>> Start Material supplied
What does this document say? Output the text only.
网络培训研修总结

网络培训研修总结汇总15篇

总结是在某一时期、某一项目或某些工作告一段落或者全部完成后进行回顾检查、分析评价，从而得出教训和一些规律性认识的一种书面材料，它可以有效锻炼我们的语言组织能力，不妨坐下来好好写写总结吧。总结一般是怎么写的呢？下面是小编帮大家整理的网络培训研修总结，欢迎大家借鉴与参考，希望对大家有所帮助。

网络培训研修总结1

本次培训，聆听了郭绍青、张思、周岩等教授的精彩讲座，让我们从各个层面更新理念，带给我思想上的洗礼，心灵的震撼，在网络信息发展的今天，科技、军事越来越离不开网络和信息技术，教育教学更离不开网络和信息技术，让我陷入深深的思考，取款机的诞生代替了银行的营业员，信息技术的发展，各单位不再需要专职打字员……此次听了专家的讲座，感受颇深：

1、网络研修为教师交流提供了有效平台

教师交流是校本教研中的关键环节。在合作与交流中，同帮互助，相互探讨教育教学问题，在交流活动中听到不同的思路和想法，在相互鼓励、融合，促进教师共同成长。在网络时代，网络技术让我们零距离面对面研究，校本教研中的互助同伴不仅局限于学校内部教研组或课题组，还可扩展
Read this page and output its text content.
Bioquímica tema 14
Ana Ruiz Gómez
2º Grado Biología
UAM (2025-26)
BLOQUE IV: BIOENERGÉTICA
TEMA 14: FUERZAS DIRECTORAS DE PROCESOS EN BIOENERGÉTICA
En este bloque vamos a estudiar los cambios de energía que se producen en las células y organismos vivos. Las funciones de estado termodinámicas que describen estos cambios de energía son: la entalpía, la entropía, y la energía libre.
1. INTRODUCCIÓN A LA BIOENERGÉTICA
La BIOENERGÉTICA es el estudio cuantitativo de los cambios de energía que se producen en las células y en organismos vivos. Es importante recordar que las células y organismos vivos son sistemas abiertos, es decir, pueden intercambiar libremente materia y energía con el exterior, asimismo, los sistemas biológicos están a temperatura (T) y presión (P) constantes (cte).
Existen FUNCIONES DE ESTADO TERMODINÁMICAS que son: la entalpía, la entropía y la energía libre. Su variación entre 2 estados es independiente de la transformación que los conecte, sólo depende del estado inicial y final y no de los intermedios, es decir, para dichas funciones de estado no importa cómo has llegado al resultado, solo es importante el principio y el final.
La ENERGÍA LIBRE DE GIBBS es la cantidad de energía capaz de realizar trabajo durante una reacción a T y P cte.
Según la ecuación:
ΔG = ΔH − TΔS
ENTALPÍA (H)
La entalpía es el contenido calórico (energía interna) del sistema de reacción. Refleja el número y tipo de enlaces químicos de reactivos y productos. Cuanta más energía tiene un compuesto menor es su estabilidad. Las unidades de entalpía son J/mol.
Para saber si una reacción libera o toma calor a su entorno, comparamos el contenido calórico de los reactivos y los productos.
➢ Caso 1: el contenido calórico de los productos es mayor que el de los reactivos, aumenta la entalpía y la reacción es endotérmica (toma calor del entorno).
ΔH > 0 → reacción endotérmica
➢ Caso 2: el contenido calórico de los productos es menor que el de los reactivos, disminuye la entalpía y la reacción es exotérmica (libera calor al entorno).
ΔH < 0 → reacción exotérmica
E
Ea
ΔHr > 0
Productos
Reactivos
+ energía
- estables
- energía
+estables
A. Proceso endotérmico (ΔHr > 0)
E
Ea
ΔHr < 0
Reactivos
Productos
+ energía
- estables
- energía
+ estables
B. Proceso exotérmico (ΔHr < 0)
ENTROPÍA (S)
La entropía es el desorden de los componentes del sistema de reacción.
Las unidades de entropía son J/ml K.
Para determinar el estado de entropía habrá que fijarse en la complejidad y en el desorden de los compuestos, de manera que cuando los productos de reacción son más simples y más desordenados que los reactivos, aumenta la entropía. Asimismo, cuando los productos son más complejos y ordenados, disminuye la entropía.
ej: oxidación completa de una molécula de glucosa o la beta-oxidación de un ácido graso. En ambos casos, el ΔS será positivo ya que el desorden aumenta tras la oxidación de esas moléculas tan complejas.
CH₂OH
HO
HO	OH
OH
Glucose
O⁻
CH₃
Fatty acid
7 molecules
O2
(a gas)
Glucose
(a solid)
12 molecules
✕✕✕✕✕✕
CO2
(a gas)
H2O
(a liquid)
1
>> End Material supplied
- What to work on:
Produce a verbatim transcription of the entries above.

- Result of the exercise:
What does this document say? Output the text only.
网络培训研修总结

网络培训研修总结汇总15篇

总结是在某一时期、某一项目或某些工作告一段落或者全部完成后进行回顾检查、分析评价，从而得出教训和一些规律性认识的一种书面材料，它可以有效锻炼我们的语言组织能力，不妨坐下来好好写写总结吧。总结一般是怎么写的呢？下面是小编帮大家整理的网络培训研修总结，欢迎大家借鉴与参考，希望对大家有所帮助。

网络培训研修总结1

本次培训，聆听了郭绍青、张思、周岩等教授的精彩讲座，让我们从各个层面更新理念，带给我思想上的洗礼，心灵的震撼，在网络信息发展的今天，科技、军事越来越离不开网络和信息技术，教育教学更离不开网络和信息技术，让我陷入深深的思考，取款机的诞生代替了银行的营业员，信息技术的发展，各单位不再需要专职打字员……此次听了专家的讲座，感受颇深：

1、网络研修为教师交流提供了有效平台

教师交流是校本教研中的关键环节。在合作与交流中，同帮互助，相互探讨教育教学问题，在交流活动中听到不同的思路和想法，在相互鼓励、融合，促进教师共同成长。在网络时代，网络技术让我们零距离面对面研究，校本教研中的互助同伴不仅局限于学校内部教研组或课题组，还可扩展
Read this page and output its text content.
Bioquímica tema 14
Ana Ruiz Gómez
2º Grado Biología
UAM (2025-26)
BLOQUE IV: BIOENERGÉTICA
TEMA 14: FUERZAS DIRECTORAS DE PROCESOS EN BIOENERGÉTICA
En este bloque vamos a estudiar los cambios de energía que se producen en las células y organismos vivos. Las funciones de estado termodinámicas que describen estos cambios de energía son: la entalpía, la entropía, y la energía libre.
1. INTRODUCCIÓN A LA BIOENERGÉTICA
La BIOENERGÉTICA es el estudio cuantitativo de los cambios de energía que se producen en las células y en organismos vivos. Es importante recordar que las células y organismos vivos son sistemas abiertos, es decir, pueden intercambiar libremente materia y energía con el exterior, asimismo, los sistemas biológicos están a temperatura (T) y presión (P) constantes (cte).
Existen FUNCIONES DE ESTADO TERMODINÁMICAS que son: la entalpía, la entropía y la energía libre. Su variación entre 2 estados es independiente de la transformación que los conecte, sólo depende del estado inicial y final y no de los intermedios, es decir, para dichas funciones de estado no importa cómo has llegado al resultado, solo es importante el principio y el final.
La ENERGÍA LIBRE DE GIBBS es la cantidad de energía capaz de realizar trabajo durante una reacción a T y P cte.
Según la ecuación:
ΔG = ΔH − TΔS
ENTALPÍA (H)
La entalpía es el contenido calórico (energía interna) del sistema de reacción. Refleja el número y tipo de enlaces químicos de reactivos y productos. Cuanta más energía tiene un compuesto menor es su estabilidad. Las unidades de entalpía son J/mol.
Para saber si una reacción libera o toma calor a su entorno, comparamos el contenido calórico de los reactivos y los productos.
➢ Caso 1: el contenido calórico de los productos es mayor que el de los reactivos, aumenta la entalpía y la reacción es endotérmica (toma calor del entorno).
ΔH > 0 → reacción endotérmica
➢ Caso 2: el contenido calórico de los productos es menor que el de los reactivos, disminuye la entalpía y la reacción es exotérmica (libera calor al entorno).
ΔH < 0 → reacción exotérmica
E
Ea
ΔHr > 0
Productos
Reactivos
+ energía
- estables
- energía
+estables
A. Proceso endotérmico (ΔHr > 0)
E
Ea
ΔHr < 0
Reactivos
Productos
+ energía
- estables
- energía
+ estables
B. Proceso exotérmico (ΔHr < 0)
ENTROPÍA (S)
La entropía es el desorden de los componentes del sistema de reacción.
Las unidades de entropía son J/ml K.
Para determinar el estado de entropía habrá que fijarse en la complejidad y en el desorden de los compuestos, de manera que cuando los productos de reacción son más simples y más desordenados que los reactivos, aumenta la entropía. Asimismo, cuando los productos son más complejos y ordenados, disminuye la entropía.
ej: oxidación completa de una molécula de glucosa o la beta-oxidación de un ácido graso. En ambos casos, el ΔS será positivo ya que el desorden aumenta tras la oxidación de esas moléculas tan complejas.
CH₂OH
HO
HO	OH
OH
Glucose
O⁻
CH₃
Fatty acid
7 molecules
O2
(a gas)
Glucose
(a solid)
12 molecules
✕✕✕✕✕✕
CO2
(a gas)
H2O
(a liquid)
1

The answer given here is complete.